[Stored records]
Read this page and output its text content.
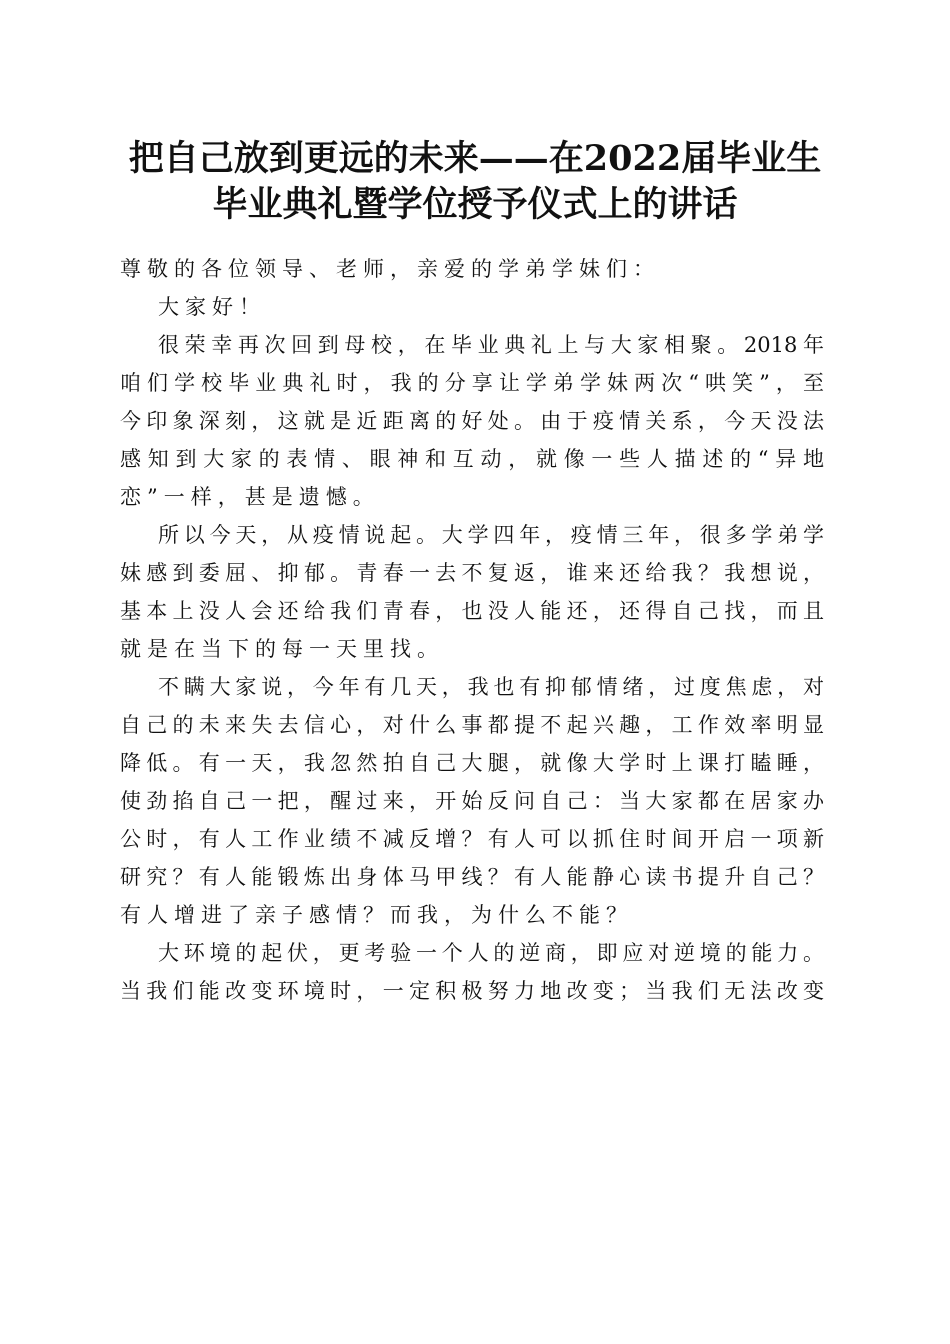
把自己放到更远的未来——在2022届毕业生
毕业典礼暨学位授予仪式上的讲话
尊敬的各位领导、老师，亲爱的学弟学妹们：
大家好！
很荣幸再次回到母校，在毕业典礼上与大家相聚。2018年
咱们学校毕业典礼时，我的分享让学弟学妹两次“哄笑”，至
今印象深刻，这就是近距离的好处。由于疫情关系，今天没法
感知到大家的表情、眼神和互动，就像一些人描述的“异地
恋”一样，甚是遗憾。
所以今天，从疫情说起。大学四年，疫情三年，很多学弟学
妹感到委屈、抑郁。青春一去不复返，谁来还给我？我想说，
基本上没人会还给我们青春，也没人能还，还得自己找，而且
就是在当下的每一天里找。
不瞒大家说，今年有几天，我也有抑郁情绪，过度焦虑，对
自己的未来失去信心，对什么事都提不起兴趣，工作效率明显
降低。有一天，我忽然拍自己大腿，就像大学时上课打瞌睡，
使劲掐自己一把，醒过来，开始反问自己：当大家都在居家办
公时，有人工作业绩不减反增？有人可以抓住时间开启一项新
研究？有人能锻炼出身体马甲线？有人能静心读书提升自己？
有人增进了亲子感情？而我，为什么不能？
大环境的起伏，更考验一个人的逆商，即应对逆境的能力。
当我们能改变环境时，一定积极努力地改变；当我们无法改变
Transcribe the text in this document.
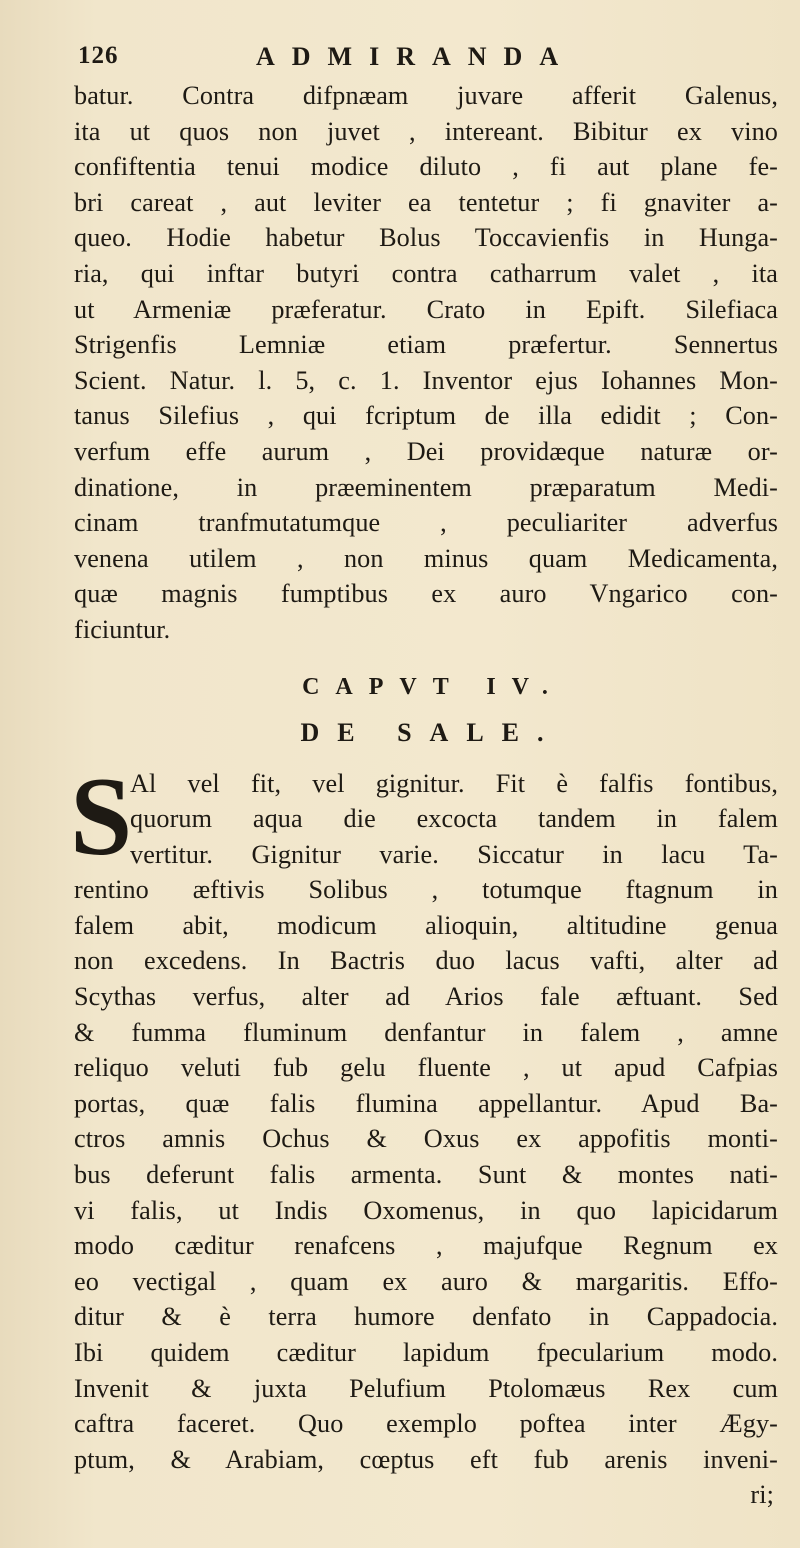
126	ADMIRANDA
batur. Contra difpnæam juvare afferit Galenus,
ita ut quos non juvet , intereant. Bibitur ex vino
confiftentia tenui modice diluto , fi aut plane fe-
bri careat , aut leviter ea tentetur ; fi gnaviter a-
queo. Hodie habetur Bolus Toccavienfis in Hunga-
ria, qui inftar butyri contra catharrum valet , ita
ut Armeniæ præferatur. Crato in Epift. Silefiaca
Strigenfis Lemniæ etiam præfertur. Sennertus
Scient. Natur. l. 5, c. 1. Inventor ejus Iohannes Mon-
tanus Silefius , qui fcriptum de illa edidit ; Con-
verfum effe aurum , Dei providæque naturæ or-
dinatione, in præeminentem præparatum Medi-
cinam tranfmutatumque , peculiariter adverfus
venena utilem , non minus quam Medicamenta,
quæ magnis fumptibus ex auro Vngarico con-
ficiuntur.
CAPVT IV.
DE SALE.
S
Al vel fit, vel gignitur. Fit è falfis fontibus,
quorum aqua die excocta tandem in falem
vertitur. Gignitur varie. Siccatur in lacu Ta-
rentino æftivis Solibus , totumque ftagnum in
falem abit, modicum alioquin, altitudine genua
non excedens. In Bactris duo lacus vafti, alter ad
Scythas verfus, alter ad Arios fale æftuant. Sed
& fumma fluminum denfantur in falem , amne
reliquo veluti fub gelu fluente , ut apud Cafpias
portas, quæ falis flumina appellantur. Apud Ba-
ctros amnis Ochus & Oxus ex appofitis monti-
bus deferunt falis armenta. Sunt & montes nati-
vi falis, ut Indis Oxomenus, in quo lapicidarum
modo cæditur renafcens , majufque Regnum ex
eo vectigal , quam ex auro & margaritis. Effo-
ditur & è terra humore denfato in Cappadocia.
Ibi quidem cæditur lapidum fpecularium modo.
Invenit & juxta Pelufium Ptolomæus Rex cum
caftra faceret. Quo exemplo poftea inter Ægy-
ptum, & Arabiam, cœptus eft fub arenis inveni-
ri;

• _Task brief_
Quote exactly, and nothing besides, the lines from the one with "Transcribe the text in this document." through the end of the records above; include both ends and omit the pictures.

• _Output_
Transcribe the text in this document.
126	ADMIRANDA
batur. Contra difpnæam juvare afferit Galenus,
ita ut quos non juvet , intereant. Bibitur ex vino
confiftentia tenui modice diluto , fi aut plane fe-
bri careat , aut leviter ea tentetur ; fi gnaviter a-
queo. Hodie habetur Bolus Toccavienfis in Hunga-
ria, qui inftar butyri contra catharrum valet , ita
ut Armeniæ præferatur. Crato in Epift. Silefiaca
Strigenfis Lemniæ etiam præfertur. Sennertus
Scient. Natur. l. 5, c. 1. Inventor ejus Iohannes Mon-
tanus Silefius , qui fcriptum de illa edidit ; Con-
verfum effe aurum , Dei providæque naturæ or-
dinatione, in præeminentem præparatum Medi-
cinam tranfmutatumque , peculiariter adverfus
venena utilem , non minus quam Medicamenta,
quæ magnis fumptibus ex auro Vngarico con-
ficiuntur.
CAPVT IV.
DE SALE.
S
Al vel fit, vel gignitur. Fit è falfis fontibus,
quorum aqua die excocta tandem in falem
vertitur. Gignitur varie. Siccatur in lacu Ta-
rentino æftivis Solibus , totumque ftagnum in
falem abit, modicum alioquin, altitudine genua
non excedens. In Bactris duo lacus vafti, alter ad
Scythas verfus, alter ad Arios fale æftuant. Sed
& fumma fluminum denfantur in falem , amne
reliquo veluti fub gelu fluente , ut apud Cafpias
portas, quæ falis flumina appellantur. Apud Ba-
ctros amnis Ochus & Oxus ex appofitis monti-
bus deferunt falis armenta. Sunt & montes nati-
vi falis, ut Indis Oxomenus, in quo lapicidarum
modo cæditur renafcens , majufque Regnum ex
eo vectigal , quam ex auro & margaritis. Effo-
ditur & è terra humore denfato in Cappadocia.
Ibi quidem cæditur lapidum fpecularium modo.
Invenit & juxta Pelufium Ptolomæus Rex cum
caftra faceret. Quo exemplo poftea inter Ægy-
ptum, & Arabiam, cœptus eft fub arenis inveni-
ri;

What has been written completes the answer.